Carica l’amico sul pick-up, poi sbatte contro il guard-rail. 28enne lasciato semicosciente per strada

E' stato denunciato per lesioni personali colpose il coetaneo che guidava il veicolo dal quale è caduto il giovane di Cercemaggiore attualmente ricoverato all'ospedale Cardarelli di Campobasso. Fondamentale la richiesta di aiuto lanciata da alcune persone che lo avevano trovato riverso a terra.

Poteva essere un sabato sera drammatico a Cercemaggiore, dove è stato richiesto l’intervento dell’ambulanza e dei Carabinieri. Alcuni residenti avevano appena trovato un ragazzo riverso per strada, semicosciente. Preoccupati per le sue condizioni di salute hanno chiamato il 118. La prima impressione delle persone che avevano soccorso il giovane è che era rimasto ferito dopo un grave incidente stradale.

Immediato il trasporto del giovane al pronto soccorso dell’ospedale Cardarelli di Campobasso, dove ha ricevuto le cure del personale sanitario.

Invece i militari giunti sul posto hanno iniziato ad approfondire quanto accaduto e durante i rilievi per ricostruire la dinamica di quello che in apparenza sembrava un ‘normale’ incidente in moto hanno scoperto che in realtà era una bravata di cui si era reso responsabile un coetaneo, poi denunciato per lesioni personali colpose.

> [ELENCO COMPITI]
1) Nell'articolo sull'incidente di Cercemaggiore, in quale ospedale è stato portato il giovane trovato per strada?
2) Ripeti alla lettera il passo dell'articolo sull'incidente di Cercemaggiore che va da "Poteva essere un" a "del personale sanitario.".

> [DATI FORNITI]
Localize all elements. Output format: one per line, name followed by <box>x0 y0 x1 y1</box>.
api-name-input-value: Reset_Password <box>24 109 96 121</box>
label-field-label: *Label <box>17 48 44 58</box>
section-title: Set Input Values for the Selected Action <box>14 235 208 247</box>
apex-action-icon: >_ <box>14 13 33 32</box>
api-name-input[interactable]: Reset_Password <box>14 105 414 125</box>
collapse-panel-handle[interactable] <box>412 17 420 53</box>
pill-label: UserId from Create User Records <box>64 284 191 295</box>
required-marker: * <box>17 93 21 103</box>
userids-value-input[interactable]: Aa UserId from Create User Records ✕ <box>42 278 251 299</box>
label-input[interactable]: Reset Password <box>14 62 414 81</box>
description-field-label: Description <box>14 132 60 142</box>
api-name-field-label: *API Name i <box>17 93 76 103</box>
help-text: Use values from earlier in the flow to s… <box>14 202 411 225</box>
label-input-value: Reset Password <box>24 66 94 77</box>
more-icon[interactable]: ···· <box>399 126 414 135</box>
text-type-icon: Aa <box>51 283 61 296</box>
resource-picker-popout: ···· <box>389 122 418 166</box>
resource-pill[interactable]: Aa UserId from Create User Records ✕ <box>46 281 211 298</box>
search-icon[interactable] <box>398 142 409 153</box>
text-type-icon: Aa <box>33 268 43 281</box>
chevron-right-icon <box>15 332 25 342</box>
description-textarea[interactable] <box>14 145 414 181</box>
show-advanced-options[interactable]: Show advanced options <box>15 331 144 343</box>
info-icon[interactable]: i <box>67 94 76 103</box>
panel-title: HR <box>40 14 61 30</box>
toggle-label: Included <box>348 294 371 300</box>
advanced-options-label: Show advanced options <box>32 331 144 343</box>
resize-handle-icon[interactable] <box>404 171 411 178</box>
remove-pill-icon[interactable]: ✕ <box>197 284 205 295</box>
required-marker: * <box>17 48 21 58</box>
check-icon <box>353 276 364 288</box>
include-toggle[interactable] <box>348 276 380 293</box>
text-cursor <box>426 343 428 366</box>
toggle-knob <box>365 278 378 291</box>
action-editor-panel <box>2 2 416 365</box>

> [RISPOSTE IN ORDINE]
1) All'ospedale Cardarelli di Campobasso.

2)
Poteva essere un sabato sera drammatico a Cercemaggiore, dove è stato richiesto l’intervento dell’ambulanza e dei Carabinieri. Alcuni residenti avevano appena trovato un ragazzo riverso per strada, semicosciente. Preoccupati per le sue condizioni di salute hanno chiamato il 118. La prima impressione delle persone che avevano soccorso il giovane è che era rimasto ferito dopo un grave incidente stradale.

Immediato il trasporto del giovane al pronto soccorso dell’ospedale Cardarelli di Campobasso, dove ha ricevuto le cure del personale sanitario.